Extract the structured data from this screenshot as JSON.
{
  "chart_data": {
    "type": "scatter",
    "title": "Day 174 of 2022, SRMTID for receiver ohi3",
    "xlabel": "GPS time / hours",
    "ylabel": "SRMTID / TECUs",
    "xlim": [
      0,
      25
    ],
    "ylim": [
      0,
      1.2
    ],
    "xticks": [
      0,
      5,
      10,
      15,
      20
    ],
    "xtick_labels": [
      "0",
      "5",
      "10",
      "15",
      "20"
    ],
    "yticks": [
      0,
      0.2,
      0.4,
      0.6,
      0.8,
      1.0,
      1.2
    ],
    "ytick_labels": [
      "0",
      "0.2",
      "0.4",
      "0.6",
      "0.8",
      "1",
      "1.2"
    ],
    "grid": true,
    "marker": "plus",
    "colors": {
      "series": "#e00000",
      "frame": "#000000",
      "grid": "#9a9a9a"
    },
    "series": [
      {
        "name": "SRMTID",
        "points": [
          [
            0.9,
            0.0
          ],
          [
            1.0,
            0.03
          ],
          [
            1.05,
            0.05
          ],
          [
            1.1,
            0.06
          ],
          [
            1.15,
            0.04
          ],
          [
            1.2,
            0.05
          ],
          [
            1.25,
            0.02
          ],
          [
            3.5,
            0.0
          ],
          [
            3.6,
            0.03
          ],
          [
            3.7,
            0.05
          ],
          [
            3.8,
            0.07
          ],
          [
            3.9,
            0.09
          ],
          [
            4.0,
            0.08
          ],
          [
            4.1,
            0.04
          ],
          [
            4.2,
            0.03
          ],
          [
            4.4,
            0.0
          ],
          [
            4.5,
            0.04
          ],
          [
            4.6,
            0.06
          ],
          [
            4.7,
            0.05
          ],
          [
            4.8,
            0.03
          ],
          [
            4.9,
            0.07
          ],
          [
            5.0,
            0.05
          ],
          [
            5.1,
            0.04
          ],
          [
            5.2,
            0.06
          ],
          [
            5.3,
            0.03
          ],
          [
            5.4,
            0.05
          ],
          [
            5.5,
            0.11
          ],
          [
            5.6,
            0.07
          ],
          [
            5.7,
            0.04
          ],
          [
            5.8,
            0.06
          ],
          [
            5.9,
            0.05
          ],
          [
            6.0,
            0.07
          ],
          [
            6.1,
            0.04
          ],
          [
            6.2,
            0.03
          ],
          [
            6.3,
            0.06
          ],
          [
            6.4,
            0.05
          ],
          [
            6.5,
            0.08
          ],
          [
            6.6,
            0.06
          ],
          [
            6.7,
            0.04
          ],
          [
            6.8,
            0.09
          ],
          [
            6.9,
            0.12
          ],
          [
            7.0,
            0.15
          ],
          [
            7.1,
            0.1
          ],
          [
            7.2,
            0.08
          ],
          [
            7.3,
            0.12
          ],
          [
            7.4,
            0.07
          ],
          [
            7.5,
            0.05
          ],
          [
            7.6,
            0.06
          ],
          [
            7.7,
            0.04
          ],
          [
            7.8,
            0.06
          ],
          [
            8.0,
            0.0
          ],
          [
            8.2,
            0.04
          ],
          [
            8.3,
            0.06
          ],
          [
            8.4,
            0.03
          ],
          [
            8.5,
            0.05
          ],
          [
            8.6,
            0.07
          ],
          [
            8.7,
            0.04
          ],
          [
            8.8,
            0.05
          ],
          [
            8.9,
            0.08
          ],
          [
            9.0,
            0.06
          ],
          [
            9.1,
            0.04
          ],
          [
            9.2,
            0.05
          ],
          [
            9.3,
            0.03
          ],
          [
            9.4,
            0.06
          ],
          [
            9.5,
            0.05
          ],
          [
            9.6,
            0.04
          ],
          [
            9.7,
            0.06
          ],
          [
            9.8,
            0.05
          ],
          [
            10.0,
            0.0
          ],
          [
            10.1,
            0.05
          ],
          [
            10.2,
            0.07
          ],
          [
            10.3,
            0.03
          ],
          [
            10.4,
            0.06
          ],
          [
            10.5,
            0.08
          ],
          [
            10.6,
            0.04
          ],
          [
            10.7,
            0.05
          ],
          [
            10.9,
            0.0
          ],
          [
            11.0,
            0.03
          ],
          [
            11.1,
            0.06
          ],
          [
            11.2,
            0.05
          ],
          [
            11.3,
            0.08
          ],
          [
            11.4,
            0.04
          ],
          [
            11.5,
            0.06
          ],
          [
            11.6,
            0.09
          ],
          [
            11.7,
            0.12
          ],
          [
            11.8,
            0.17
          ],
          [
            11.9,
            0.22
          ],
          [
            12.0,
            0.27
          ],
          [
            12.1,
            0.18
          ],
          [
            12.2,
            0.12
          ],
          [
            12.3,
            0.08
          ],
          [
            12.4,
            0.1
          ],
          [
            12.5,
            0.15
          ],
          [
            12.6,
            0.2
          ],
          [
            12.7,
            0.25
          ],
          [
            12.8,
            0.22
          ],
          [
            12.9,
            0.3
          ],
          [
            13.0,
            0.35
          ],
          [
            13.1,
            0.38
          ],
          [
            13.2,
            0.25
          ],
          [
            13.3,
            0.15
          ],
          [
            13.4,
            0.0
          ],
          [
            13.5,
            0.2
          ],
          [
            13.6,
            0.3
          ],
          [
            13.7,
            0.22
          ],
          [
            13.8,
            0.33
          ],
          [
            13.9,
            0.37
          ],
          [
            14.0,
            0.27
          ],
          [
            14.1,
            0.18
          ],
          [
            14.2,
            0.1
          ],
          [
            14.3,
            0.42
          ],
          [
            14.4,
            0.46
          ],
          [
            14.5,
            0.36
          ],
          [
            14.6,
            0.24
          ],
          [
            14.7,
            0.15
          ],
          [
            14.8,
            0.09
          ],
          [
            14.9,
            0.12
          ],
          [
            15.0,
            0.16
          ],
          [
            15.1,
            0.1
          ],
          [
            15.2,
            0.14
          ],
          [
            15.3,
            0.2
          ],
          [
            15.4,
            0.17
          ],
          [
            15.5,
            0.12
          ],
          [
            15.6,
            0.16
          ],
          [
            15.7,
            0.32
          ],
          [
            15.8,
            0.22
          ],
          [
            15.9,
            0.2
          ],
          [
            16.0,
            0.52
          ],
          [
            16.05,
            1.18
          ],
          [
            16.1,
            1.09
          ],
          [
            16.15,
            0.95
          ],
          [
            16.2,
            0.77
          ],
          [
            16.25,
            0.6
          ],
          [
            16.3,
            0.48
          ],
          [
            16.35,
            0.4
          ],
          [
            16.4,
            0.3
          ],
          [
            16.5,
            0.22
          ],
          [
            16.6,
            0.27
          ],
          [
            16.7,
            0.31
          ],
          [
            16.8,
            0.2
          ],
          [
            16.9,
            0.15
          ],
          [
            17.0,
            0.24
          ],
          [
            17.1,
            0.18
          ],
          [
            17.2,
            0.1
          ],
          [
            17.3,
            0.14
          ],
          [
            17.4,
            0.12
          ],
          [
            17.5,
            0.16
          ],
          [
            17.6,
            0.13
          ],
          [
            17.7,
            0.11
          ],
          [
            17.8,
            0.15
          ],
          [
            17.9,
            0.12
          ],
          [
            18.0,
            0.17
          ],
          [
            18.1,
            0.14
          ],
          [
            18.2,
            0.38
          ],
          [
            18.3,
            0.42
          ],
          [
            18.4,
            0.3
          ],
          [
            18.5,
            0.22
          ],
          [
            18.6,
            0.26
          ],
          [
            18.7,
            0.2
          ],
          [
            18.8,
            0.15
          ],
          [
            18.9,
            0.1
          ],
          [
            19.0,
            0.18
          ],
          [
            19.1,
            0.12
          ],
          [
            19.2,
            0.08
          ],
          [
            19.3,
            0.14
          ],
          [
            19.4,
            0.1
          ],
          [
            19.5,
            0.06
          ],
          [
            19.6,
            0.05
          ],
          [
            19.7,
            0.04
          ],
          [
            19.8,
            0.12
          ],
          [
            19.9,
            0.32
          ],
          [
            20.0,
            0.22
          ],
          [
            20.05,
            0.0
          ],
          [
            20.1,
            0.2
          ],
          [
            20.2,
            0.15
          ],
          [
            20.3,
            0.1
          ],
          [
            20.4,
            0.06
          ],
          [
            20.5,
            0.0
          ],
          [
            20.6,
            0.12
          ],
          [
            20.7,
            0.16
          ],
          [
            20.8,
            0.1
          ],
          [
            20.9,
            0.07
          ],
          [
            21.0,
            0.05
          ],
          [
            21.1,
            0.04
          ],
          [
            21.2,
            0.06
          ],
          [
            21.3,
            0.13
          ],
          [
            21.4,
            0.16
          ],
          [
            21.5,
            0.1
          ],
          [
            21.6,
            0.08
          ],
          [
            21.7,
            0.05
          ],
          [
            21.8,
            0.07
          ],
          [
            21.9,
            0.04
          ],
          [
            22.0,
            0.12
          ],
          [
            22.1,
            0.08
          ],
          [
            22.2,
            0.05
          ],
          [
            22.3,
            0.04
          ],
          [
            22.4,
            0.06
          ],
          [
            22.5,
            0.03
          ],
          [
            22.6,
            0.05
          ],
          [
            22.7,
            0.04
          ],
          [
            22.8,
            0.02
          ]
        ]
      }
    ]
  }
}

-.-.-

WRITTEN TASK » Return each line in the records that holds the string "SRMTID".

RESPONSE »
    "title": "Day 174 of 2022, SRMTID for receiver ohi3",
    "ylabel": "SRMTID / TECUs",
        "name": "SRMTID",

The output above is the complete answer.